[Excerpts from a figure dataset]
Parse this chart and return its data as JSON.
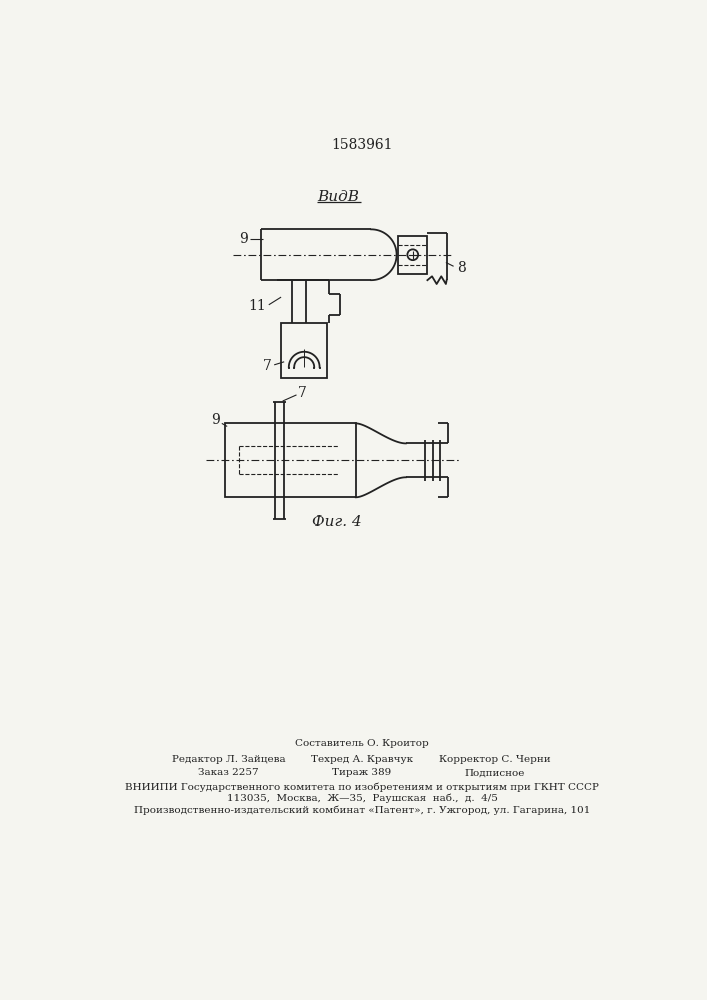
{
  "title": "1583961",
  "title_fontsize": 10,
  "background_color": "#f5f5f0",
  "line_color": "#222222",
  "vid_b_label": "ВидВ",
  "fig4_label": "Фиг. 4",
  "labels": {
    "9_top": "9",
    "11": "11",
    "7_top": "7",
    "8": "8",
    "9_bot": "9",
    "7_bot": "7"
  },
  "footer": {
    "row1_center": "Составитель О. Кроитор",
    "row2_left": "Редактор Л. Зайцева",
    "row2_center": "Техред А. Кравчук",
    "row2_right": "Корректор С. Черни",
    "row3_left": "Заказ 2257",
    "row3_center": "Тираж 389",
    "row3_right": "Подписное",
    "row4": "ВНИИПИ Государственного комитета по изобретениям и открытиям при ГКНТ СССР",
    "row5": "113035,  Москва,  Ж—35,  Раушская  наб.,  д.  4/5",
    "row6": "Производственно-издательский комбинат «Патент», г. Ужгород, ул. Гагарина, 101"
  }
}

**Written task**.
Retype the whole listing exactly and leave the pictures out.

**Response to the exercise**.
Parse this chart and return its data as JSON.
{
  "title": "1583961",
  "title_fontsize": 10,
  "background_color": "#f5f5f0",
  "line_color": "#222222",
  "vid_b_label": "ВидВ",
  "fig4_label": "Фиг. 4",
  "labels": {
    "9_top": "9",
    "11": "11",
    "7_top": "7",
    "8": "8",
    "9_bot": "9",
    "7_bot": "7"
  },
  "footer": {
    "row1_center": "Составитель О. Кроитор",
    "row2_left": "Редактор Л. Зайцева",
    "row2_center": "Техред А. Кравчук",
    "row2_right": "Корректор С. Черни",
    "row3_left": "Заказ 2257",
    "row3_center": "Тираж 389",
    "row3_right": "Подписное",
    "row4": "ВНИИПИ Государственного комитета по изобретениям и открытиям при ГКНТ СССР",
    "row5": "113035,  Москва,  Ж—35,  Раушская  наб.,  д.  4/5",
    "row6": "Производственно-издательский комбинат «Патент», г. Ужгород, ул. Гагарина, 101"
  }
}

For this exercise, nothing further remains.